-- BEGIN Records for the exercise --

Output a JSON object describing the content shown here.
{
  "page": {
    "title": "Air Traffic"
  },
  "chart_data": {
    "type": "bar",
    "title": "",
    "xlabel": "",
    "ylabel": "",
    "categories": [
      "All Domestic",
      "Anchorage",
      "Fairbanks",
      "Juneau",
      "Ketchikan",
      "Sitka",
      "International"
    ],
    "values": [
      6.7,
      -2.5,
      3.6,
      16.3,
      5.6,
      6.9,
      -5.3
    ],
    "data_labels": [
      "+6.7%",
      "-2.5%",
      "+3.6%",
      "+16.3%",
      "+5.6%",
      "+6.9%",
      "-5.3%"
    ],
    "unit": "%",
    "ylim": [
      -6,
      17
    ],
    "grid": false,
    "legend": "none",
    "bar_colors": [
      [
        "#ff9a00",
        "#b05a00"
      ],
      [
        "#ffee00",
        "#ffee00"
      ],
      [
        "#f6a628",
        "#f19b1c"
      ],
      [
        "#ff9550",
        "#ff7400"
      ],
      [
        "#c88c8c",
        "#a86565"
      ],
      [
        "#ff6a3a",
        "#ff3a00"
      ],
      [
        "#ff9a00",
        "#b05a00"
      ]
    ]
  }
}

-- END Records for the exercise --

Please quote the data above in full, with no line missing.

Output a JSON object describing the content shown here.
{
  "page": {
    "title": "Air Traffic"
  },
  "chart_data": {
    "type": "bar",
    "title": "",
    "xlabel": "",
    "ylabel": "",
    "categories": [
      "All Domestic",
      "Anchorage",
      "Fairbanks",
      "Juneau",
      "Ketchikan",
      "Sitka",
      "International"
    ],
    "values": [
      6.7,
      -2.5,
      3.6,
      16.3,
      5.6,
      6.9,
      -5.3
    ],
    "data_labels": [
      "+6.7%",
      "-2.5%",
      "+3.6%",
      "+16.3%",
      "+5.6%",
      "+6.9%",
      "-5.3%"
    ],
    "unit": "%",
    "ylim": [
      -6,
      17
    ],
    "grid": false,
    "legend": "none",
    "bar_colors": [
      [
        "#ff9a00",
        "#b05a00"
      ],
      [
        "#ffee00",
        "#ffee00"
      ],
      [
        "#f6a628",
        "#f19b1c"
      ],
      [
        "#ff9550",
        "#ff7400"
      ],
      [
        "#c88c8c",
        "#a86565"
      ],
      [
        "#ff6a3a",
        "#ff3a00"
      ],
      [
        "#ff9a00",
        "#b05a00"
      ]
    ]
  }
}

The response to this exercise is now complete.